_WHAT IS EXPECTED:_ The required output is a single number: how many lines of the material contain the string "selected".

[Stored entries]
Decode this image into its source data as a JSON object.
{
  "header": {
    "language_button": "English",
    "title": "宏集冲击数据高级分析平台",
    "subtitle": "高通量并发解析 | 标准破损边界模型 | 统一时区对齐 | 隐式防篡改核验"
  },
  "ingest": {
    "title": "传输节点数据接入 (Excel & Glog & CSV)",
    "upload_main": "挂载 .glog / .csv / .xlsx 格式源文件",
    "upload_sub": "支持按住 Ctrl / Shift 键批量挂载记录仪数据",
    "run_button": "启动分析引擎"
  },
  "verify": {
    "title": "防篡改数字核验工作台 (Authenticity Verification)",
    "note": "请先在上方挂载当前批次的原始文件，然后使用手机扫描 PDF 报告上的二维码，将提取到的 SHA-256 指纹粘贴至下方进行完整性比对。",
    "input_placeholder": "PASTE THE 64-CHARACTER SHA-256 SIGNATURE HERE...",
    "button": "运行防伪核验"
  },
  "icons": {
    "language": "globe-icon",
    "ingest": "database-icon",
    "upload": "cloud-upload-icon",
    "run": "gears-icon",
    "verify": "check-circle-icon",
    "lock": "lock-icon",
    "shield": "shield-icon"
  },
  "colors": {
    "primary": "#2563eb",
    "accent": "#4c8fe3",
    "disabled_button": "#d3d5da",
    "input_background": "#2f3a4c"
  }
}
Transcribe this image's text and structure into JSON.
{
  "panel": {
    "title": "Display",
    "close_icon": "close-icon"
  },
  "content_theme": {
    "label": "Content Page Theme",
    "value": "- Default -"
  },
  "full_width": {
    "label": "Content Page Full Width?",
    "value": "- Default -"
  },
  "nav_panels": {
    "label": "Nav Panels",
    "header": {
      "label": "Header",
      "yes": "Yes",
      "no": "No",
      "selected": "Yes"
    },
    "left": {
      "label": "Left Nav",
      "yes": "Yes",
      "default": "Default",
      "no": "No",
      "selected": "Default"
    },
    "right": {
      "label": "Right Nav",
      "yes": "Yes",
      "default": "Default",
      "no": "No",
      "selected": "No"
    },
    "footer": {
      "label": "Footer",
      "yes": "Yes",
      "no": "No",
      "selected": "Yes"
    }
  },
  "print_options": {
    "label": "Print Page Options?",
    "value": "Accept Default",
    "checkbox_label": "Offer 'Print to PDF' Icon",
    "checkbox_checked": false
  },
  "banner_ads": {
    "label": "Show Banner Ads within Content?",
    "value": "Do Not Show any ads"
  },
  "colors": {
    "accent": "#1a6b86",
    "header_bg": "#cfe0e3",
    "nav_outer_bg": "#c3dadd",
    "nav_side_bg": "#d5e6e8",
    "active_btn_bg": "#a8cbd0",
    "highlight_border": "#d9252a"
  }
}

_WRITTEN ANSWER:_ 4